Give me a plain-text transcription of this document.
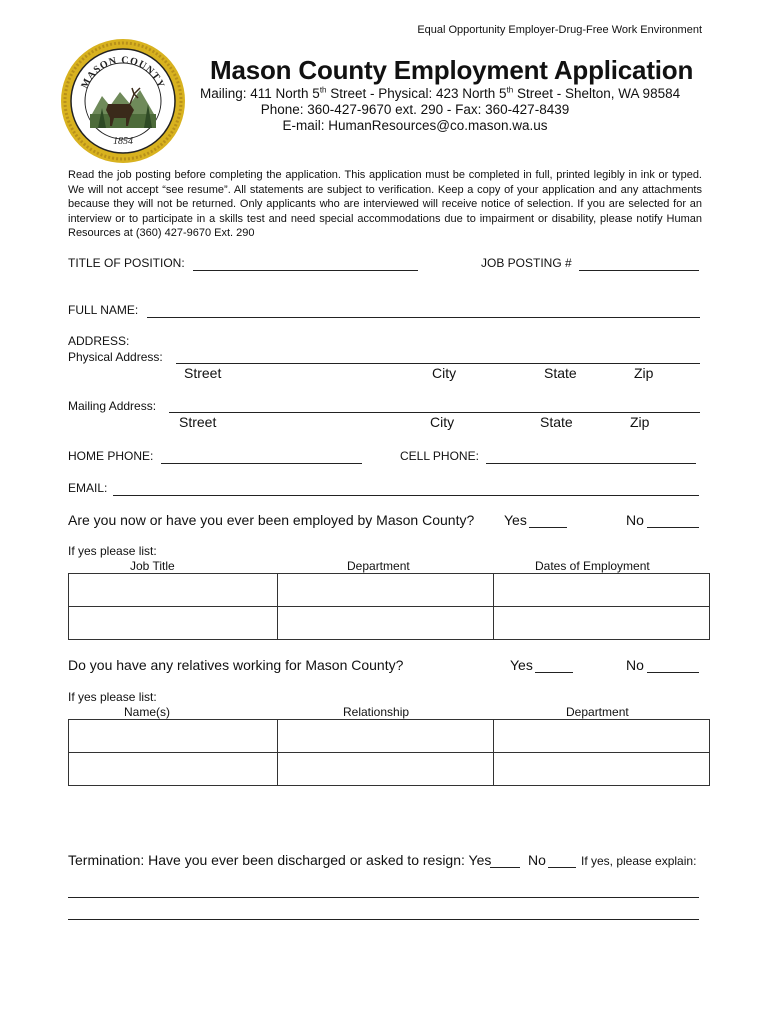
Equal Opportunity Employer-Drug-Free Work Environment
MASON COUNTY
1854
Mason County Employment Application
Mailing: 411 North 5th Street - Physical: 423 North 5th Street - Shelton, WA 98584
Phone: 360-427-9670 ext. 290 - Fax: 360-427-8439
E-mail: HumanResources@co.mason.wa.us
Read the job posting before completing the application. This application must be completed in full, printed legibly in ink or typed. We will not accept “see resume”. All statements are subject to verification. Keep a copy of your application and any attachments because they will not be returned. Only applicants who are interviewed will receive notice of selection. If you are selected for an interview or to participate in a skills test and need special accommodations due to impairment or disability, please notify Human Resources at (360) 427-9670 Ext. 290
TITLE OF POSITION:	JOB POSTING #
FULL NAME:
ADDRESS:
Physical Address:
Street	City	State	Zip
Mailing Address:
Street	City	State	Zip
HOME PHONE:	CELL PHONE:
EMAIL:
Are you now or have you ever been employed by Mason County? Yes	No
If yes please list:
Job Title	Department	Dates of Employment

Do you have any relatives working for Mason County?	Yes	No
If yes please list:
Name(s)	Relationship	Department

Termination: Have you ever been discharged or asked to resign: Yes	No	If yes, please explain:
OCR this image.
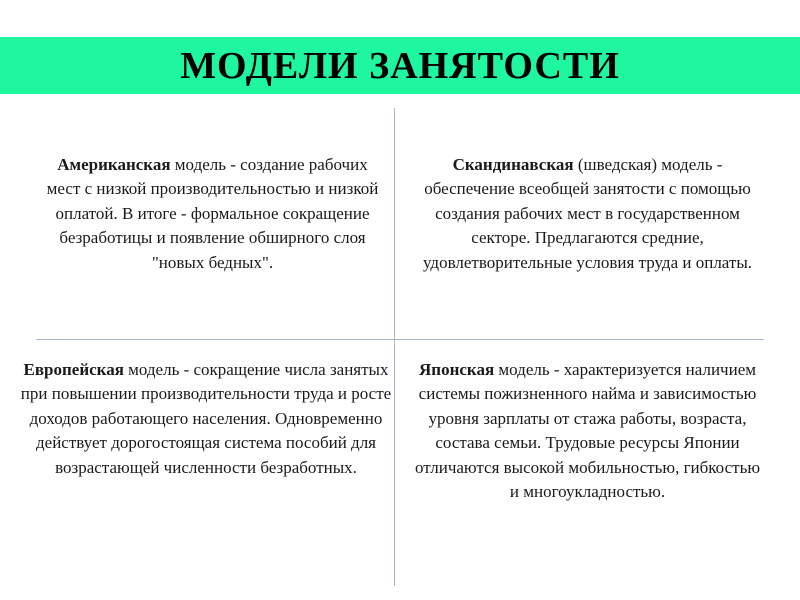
МОДЕЛИ ЗАНЯТОСТИ
Американская модель - создание рабочих мест с низкой производительностью и низкой оплатой. В итоге - формальное сокращение безработицы и появление обширного слоя "новых бедных".
Скандинавская (шведская) модель - обеспечение всеобщей занятости с помощью создания рабочих мест в государственном секторе. Предлагаются средние, удовлетворительные условия труда и оплаты.
Европейская модель - сокращение числа занятых при повышении производительности труда и росте доходов работающего населения. Одновременно действует дорогостоящая система пособий для возрастающей численности безработных.
Японская модель - характеризуется наличием системы пожизненного найма и зависимостью уровня зарплаты от стажа работы, возраста, состава семьи. Трудовые ресурсы Японии отличаются высокой мобильностью, гибкостью и многоукладностью.
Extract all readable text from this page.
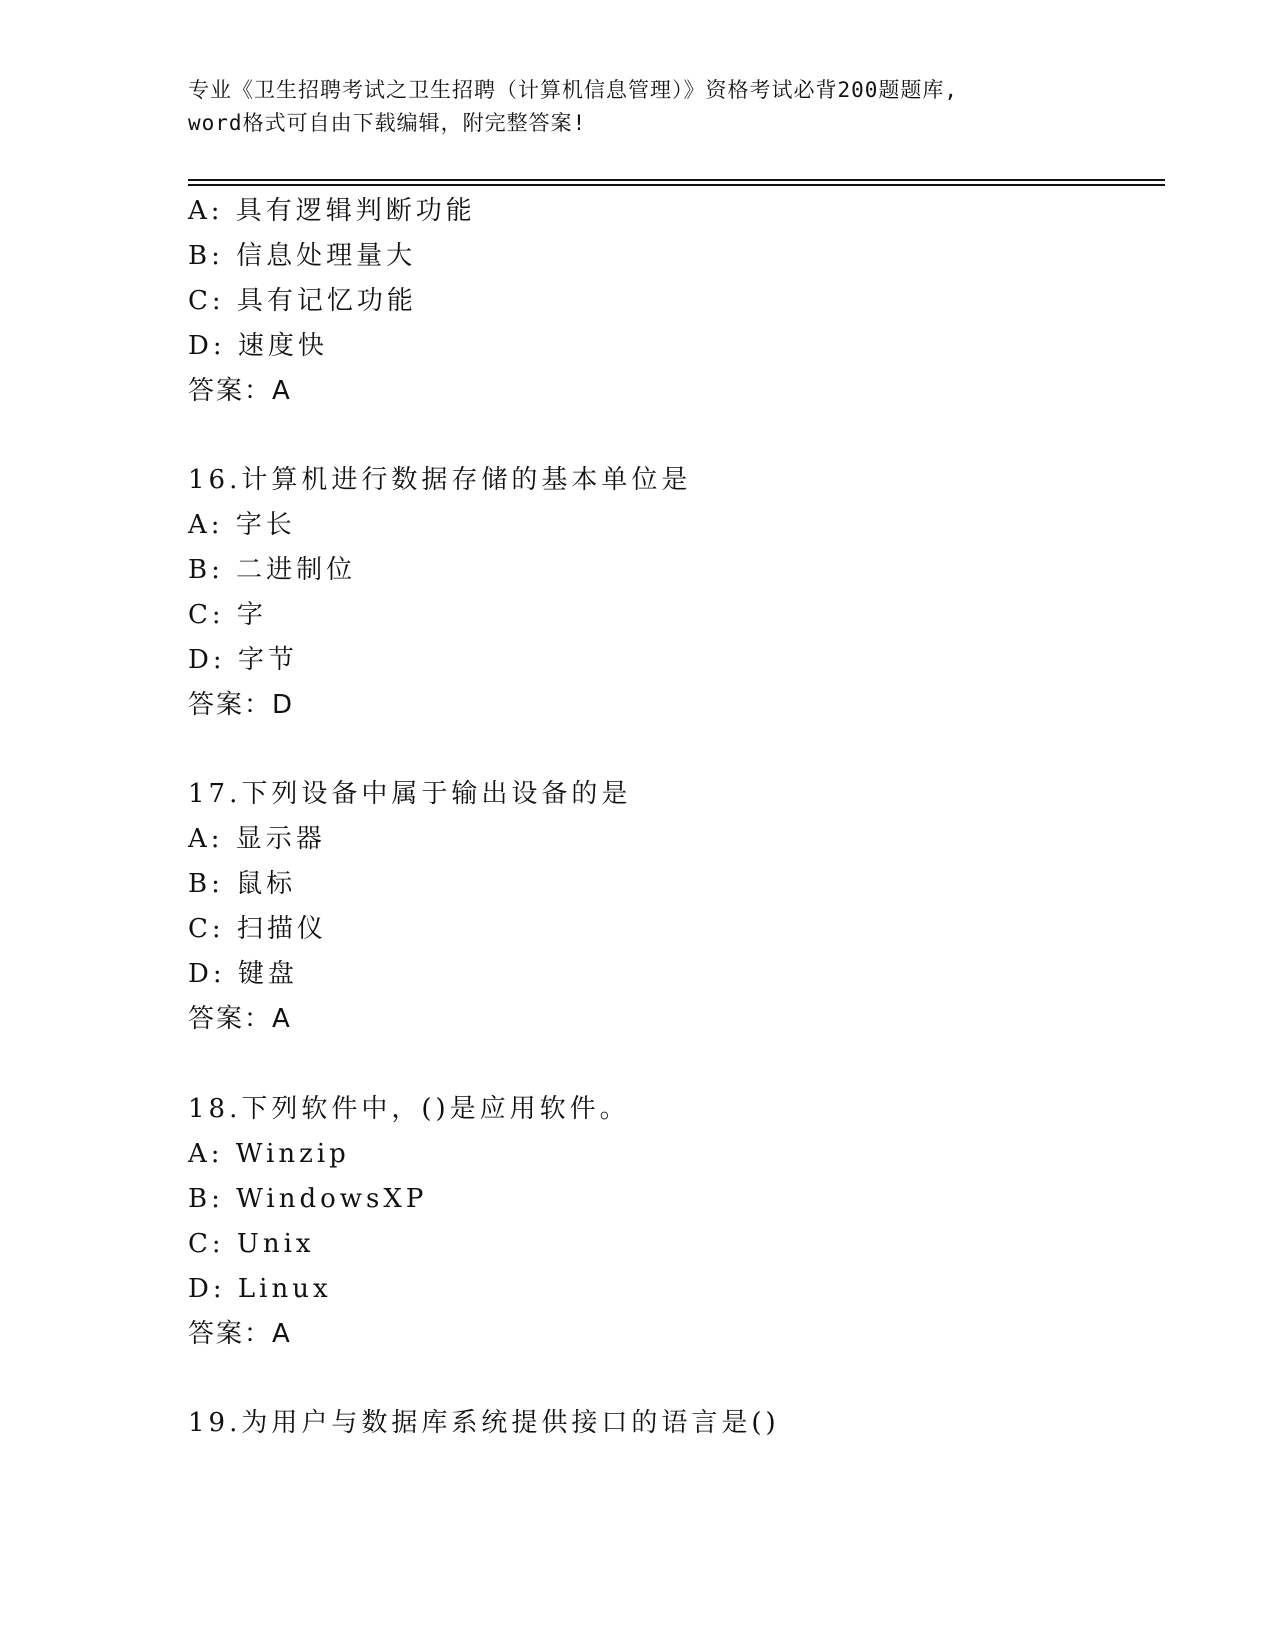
专业《卫生招聘考试之卫生招聘（计算机信息管理）》资格考试必背200题题库,
word格式可自由下载编辑，附完整答案!
A: 具有逻辑判断功能
B: 信息处理量大
C: 具有记忆功能
D: 速度快
答案：A
16.计算机进行数据存储的基本单位是
A: 字长
B: 二进制位
C: 字
D: 字节
答案：D
17.下列设备中属于输出设备的是
A: 显示器
B: 鼠标
C: 扫描仪
D: 键盘
答案：A
18.下列软件中，()是应用软件。
A: Winzip
B: WindowsXP
C: Unix
D: Linux
答案：A
19.为用户与数据库系统提供接口的语言是()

**TASK**
Each line from the one containing "Extract all readable text from this page." through the last line of the entries above is to be extracted exactly. Pictures are not part of the copy.

**TASK SOLUTION**
Extract all readable text from this page.
专业《卫生招聘考试之卫生招聘（计算机信息管理）》资格考试必背200题题库,
word格式可自由下载编辑，附完整答案!
A: 具有逻辑判断功能
B: 信息处理量大
C: 具有记忆功能
D: 速度快
答案：A
16.计算机进行数据存储的基本单位是
A: 字长
B: 二进制位
C: 字
D: 字节
答案：D
17.下列设备中属于输出设备的是
A: 显示器
B: 鼠标
C: 扫描仪
D: 键盘
答案：A
18.下列软件中，()是应用软件。
A: Winzip
B: WindowsXP
C: Unix
D: Linux
答案：A
19.为用户与数据库系统提供接口的语言是()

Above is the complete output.